### Data section
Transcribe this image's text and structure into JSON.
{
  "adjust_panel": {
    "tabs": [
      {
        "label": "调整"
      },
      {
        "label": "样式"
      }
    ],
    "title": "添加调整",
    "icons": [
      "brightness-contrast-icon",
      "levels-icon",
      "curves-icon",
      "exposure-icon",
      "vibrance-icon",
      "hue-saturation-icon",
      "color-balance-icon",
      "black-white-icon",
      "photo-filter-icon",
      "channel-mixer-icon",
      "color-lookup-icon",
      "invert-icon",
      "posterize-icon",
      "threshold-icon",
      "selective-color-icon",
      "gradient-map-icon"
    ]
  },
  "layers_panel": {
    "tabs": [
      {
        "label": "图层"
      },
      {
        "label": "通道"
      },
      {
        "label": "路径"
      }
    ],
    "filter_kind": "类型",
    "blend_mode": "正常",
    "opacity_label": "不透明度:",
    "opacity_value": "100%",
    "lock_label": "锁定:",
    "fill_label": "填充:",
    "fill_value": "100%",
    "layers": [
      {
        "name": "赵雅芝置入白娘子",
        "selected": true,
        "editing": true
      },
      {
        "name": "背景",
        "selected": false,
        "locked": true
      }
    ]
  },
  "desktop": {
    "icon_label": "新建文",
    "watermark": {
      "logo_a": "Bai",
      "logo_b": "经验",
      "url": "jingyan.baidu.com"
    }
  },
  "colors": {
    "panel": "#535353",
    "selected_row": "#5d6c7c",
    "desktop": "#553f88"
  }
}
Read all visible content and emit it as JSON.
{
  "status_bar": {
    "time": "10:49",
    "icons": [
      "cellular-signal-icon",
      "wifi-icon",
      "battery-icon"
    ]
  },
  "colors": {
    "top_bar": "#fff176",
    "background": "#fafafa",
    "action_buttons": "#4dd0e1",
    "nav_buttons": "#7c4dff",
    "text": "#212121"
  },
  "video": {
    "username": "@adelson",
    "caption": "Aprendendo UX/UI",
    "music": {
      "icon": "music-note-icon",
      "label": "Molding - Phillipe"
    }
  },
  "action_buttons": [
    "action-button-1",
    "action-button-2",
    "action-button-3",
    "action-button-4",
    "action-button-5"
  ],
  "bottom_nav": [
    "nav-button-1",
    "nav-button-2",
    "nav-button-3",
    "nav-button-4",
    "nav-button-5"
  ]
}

### What you have to do
Return what is listed above, exactly and completely.

### Response to the task
Transcribe this image's text and structure into JSON.
{
  "adjust_panel": {
    "tabs": [
      {
        "label": "调整"
      },
      {
        "label": "样式"
      }
    ],
    "title": "添加调整",
    "icons": [
      "brightness-contrast-icon",
      "levels-icon",
      "curves-icon",
      "exposure-icon",
      "vibrance-icon",
      "hue-saturation-icon",
      "color-balance-icon",
      "black-white-icon",
      "photo-filter-icon",
      "channel-mixer-icon",
      "color-lookup-icon",
      "invert-icon",
      "posterize-icon",
      "threshold-icon",
      "selective-color-icon",
      "gradient-map-icon"
    ]
  },
  "layers_panel": {
    "tabs": [
      {
        "label": "图层"
      },
      {
        "label": "通道"
      },
      {
        "label": "路径"
      }
    ],
    "filter_kind": "类型",
    "blend_mode": "正常",
    "opacity_label": "不透明度:",
    "opacity_value": "100%",
    "lock_label": "锁定:",
    "fill_label": "填充:",
    "fill_value": "100%",
    "layers": [
      {
        "name": "赵雅芝置入白娘子",
        "selected": true,
        "editing": true
      },
      {
        "name": "背景",
        "selected": false,
        "locked": true
      }
    ]
  },
  "desktop": {
    "icon_label": "新建文",
    "watermark": {
      "logo_a": "Bai",
      "logo_b": "经验",
      "url": "jingyan.baidu.com"
    }
  },
  "colors": {
    "panel": "#535353",
    "selected_row": "#5d6c7c",
    "desktop": "#553f88"
  }
}
Read all visible content and emit it as JSON.
{
  "status_bar": {
    "time": "10:49",
    "icons": [
      "cellular-signal-icon",
      "wifi-icon",
      "battery-icon"
    ]
  },
  "colors": {
    "top_bar": "#fff176",
    "background": "#fafafa",
    "action_buttons": "#4dd0e1",
    "nav_buttons": "#7c4dff",
    "text": "#212121"
  },
  "video": {
    "username": "@adelson",
    "caption": "Aprendendo UX/UI",
    "music": {
      "icon": "music-note-icon",
      "label": "Molding - Phillipe"
    }
  },
  "action_buttons": [
    "action-button-1",
    "action-button-2",
    "action-button-3",
    "action-button-4",
    "action-button-5"
  ],
  "bottom_nav": [
    "nav-button-1",
    "nav-button-2",
    "nav-button-3",
    "nav-button-4",
    "nav-button-5"
  ]
}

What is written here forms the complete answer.